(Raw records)
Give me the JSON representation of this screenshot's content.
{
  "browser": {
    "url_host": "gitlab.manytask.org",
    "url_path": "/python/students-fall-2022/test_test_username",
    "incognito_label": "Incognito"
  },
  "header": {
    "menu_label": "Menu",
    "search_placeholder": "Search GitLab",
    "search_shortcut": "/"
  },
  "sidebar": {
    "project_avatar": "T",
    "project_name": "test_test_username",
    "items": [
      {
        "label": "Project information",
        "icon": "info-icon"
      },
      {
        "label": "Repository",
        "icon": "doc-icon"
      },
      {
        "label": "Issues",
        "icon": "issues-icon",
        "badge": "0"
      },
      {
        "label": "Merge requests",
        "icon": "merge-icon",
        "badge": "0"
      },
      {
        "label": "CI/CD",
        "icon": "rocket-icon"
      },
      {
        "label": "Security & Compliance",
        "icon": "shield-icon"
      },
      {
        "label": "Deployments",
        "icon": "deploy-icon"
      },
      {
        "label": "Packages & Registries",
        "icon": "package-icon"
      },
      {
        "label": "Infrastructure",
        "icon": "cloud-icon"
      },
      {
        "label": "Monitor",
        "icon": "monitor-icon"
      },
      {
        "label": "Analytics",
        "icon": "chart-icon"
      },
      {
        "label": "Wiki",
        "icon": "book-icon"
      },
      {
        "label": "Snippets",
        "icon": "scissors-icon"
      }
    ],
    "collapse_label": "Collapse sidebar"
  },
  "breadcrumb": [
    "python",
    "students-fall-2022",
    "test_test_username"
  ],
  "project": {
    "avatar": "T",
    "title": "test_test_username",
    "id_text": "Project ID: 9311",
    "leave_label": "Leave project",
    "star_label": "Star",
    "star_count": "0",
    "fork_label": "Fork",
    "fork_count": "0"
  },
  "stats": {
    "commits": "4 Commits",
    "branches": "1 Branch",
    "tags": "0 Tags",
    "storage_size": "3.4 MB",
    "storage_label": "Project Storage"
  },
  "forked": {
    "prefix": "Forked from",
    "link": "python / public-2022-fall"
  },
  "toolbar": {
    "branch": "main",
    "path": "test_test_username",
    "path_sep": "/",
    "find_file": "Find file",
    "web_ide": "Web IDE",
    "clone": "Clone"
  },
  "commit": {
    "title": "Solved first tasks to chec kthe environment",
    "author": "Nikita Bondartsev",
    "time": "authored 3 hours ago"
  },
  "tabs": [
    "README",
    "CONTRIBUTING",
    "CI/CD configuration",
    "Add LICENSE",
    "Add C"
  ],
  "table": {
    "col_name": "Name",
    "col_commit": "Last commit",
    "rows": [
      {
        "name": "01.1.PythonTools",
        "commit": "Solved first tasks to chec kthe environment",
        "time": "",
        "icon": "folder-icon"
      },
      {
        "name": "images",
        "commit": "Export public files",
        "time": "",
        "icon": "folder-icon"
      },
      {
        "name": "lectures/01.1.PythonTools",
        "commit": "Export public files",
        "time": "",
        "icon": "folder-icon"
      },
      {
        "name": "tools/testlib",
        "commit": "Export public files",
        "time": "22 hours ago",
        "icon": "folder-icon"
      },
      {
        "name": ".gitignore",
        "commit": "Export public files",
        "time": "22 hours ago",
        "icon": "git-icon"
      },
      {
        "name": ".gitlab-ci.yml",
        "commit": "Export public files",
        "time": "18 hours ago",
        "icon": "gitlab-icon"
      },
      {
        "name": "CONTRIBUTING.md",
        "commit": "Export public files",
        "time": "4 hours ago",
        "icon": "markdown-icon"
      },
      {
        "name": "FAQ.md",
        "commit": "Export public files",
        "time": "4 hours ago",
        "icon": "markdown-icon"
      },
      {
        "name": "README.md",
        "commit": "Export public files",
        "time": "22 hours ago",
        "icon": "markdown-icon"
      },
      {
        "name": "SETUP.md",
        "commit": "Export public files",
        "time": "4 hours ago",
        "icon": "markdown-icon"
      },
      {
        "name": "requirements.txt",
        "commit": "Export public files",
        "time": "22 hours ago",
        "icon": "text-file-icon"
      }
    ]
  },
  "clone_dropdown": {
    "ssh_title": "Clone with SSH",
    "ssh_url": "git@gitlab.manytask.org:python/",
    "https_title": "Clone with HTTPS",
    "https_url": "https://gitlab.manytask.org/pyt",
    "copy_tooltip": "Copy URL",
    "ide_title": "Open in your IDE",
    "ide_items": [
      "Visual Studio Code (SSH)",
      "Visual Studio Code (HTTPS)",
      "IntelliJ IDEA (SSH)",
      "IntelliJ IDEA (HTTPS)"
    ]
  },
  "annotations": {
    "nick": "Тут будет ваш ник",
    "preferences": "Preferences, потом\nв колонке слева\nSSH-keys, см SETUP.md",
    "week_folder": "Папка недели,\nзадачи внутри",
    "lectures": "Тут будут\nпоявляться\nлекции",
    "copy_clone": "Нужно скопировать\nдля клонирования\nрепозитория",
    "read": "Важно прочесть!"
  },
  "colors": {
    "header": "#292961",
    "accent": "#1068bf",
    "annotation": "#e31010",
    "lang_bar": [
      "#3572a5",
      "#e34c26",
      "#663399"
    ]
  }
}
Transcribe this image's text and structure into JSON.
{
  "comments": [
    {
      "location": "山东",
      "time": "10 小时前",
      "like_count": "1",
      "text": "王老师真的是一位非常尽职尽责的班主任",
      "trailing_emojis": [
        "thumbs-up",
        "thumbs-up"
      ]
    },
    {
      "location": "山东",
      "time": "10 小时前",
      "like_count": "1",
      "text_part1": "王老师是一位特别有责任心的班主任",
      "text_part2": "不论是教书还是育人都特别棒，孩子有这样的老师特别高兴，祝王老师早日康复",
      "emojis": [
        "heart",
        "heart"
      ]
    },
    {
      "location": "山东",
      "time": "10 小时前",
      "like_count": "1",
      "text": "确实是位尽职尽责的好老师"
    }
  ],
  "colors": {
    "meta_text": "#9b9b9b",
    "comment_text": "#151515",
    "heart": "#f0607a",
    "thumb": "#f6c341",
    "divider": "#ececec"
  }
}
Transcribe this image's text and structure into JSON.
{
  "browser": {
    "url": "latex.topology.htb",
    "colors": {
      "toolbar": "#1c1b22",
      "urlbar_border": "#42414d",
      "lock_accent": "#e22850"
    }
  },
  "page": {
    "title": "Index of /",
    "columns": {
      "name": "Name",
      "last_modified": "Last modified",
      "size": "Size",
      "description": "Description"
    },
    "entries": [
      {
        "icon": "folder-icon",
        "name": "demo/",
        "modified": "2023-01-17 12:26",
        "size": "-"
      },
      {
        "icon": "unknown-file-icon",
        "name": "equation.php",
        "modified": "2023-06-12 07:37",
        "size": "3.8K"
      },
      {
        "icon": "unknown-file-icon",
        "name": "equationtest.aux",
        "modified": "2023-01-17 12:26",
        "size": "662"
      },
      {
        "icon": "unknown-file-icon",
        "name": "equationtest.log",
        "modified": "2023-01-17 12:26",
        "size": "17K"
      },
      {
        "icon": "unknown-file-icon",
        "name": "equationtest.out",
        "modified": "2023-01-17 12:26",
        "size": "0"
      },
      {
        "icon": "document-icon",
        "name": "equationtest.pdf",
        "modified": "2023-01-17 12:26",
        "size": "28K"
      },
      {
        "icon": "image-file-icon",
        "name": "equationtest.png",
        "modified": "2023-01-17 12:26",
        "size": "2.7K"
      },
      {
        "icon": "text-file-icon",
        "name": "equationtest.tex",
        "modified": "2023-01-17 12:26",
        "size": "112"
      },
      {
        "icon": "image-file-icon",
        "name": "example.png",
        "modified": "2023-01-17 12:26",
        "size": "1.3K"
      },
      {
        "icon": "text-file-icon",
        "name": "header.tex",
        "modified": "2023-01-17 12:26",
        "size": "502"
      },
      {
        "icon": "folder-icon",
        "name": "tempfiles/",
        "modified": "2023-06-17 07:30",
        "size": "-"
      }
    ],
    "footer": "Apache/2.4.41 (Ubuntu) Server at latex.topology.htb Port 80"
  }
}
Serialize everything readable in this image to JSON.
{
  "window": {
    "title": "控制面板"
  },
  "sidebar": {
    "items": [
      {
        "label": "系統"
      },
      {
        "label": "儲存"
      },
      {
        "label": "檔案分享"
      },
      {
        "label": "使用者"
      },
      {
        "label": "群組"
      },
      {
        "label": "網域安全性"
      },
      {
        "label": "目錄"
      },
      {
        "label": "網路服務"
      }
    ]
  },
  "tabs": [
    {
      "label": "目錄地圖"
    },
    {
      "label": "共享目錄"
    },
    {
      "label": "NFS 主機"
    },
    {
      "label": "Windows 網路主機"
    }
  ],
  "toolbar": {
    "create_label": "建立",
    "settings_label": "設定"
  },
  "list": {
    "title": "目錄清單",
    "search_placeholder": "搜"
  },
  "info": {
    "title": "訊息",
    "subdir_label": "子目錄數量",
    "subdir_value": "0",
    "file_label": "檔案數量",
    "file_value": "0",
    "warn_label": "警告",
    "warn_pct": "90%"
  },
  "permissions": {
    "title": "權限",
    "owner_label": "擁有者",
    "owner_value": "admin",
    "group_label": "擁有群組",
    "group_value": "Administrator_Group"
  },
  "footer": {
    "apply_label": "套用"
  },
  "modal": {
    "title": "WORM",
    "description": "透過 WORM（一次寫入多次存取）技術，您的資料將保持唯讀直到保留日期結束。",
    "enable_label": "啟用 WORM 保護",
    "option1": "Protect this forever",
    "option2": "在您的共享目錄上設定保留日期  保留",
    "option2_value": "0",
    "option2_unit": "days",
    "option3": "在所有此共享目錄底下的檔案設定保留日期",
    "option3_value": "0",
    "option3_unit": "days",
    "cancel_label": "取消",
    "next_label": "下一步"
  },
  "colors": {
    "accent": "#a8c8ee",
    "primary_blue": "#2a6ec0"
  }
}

# The task
Reproduce each line of the material containing the word "days".

# The reply
    "option2_unit": "days",
    "option3_unit": "days",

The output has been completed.